Set exercise:
Repeat, exactly and in full, the lines of the listing below, but without any pictures.

Input records:
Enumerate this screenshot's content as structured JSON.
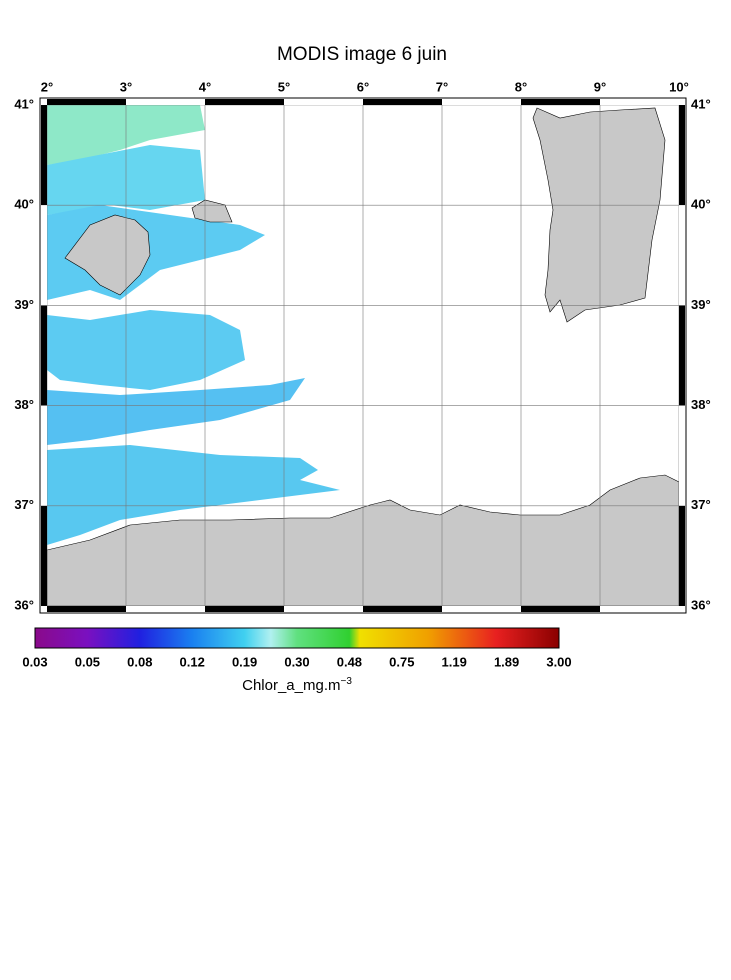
{
  "title": "MODIS image 6 juin",
  "longitude_labels": [
    "2°",
    "3°",
    "4°",
    "5°",
    "6°",
    "7°",
    "8°",
    "9°",
    "10°"
  ],
  "latitude_labels": [
    "41°",
    "40°",
    "39°",
    "38°",
    "37°",
    "36°"
  ],
  "colorbar": {
    "labels": [
      "0.03",
      "0.05",
      "0.08",
      "0.12",
      "0.19",
      "0.30",
      "0.48",
      "0.75",
      "1.19",
      "1.89",
      "3.00"
    ],
    "unit": "Chlor_a_mg.m",
    "unit_exponent": "−3"
  }
}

Task answer:
Enumerate this screenshot's content as structured JSON.
{
  "title": "MODIS image 6 juin",
  "longitude_labels": [
    "2°",
    "3°",
    "4°",
    "5°",
    "6°",
    "7°",
    "8°",
    "9°",
    "10°"
  ],
  "latitude_labels": [
    "41°",
    "40°",
    "39°",
    "38°",
    "37°",
    "36°"
  ],
  "colorbar": {
    "labels": [
      "0.03",
      "0.05",
      "0.08",
      "0.12",
      "0.19",
      "0.30",
      "0.48",
      "0.75",
      "1.19",
      "1.89",
      "3.00"
    ],
    "unit": "Chlor_a_mg.m",
    "unit_exponent": "−3"
  }
}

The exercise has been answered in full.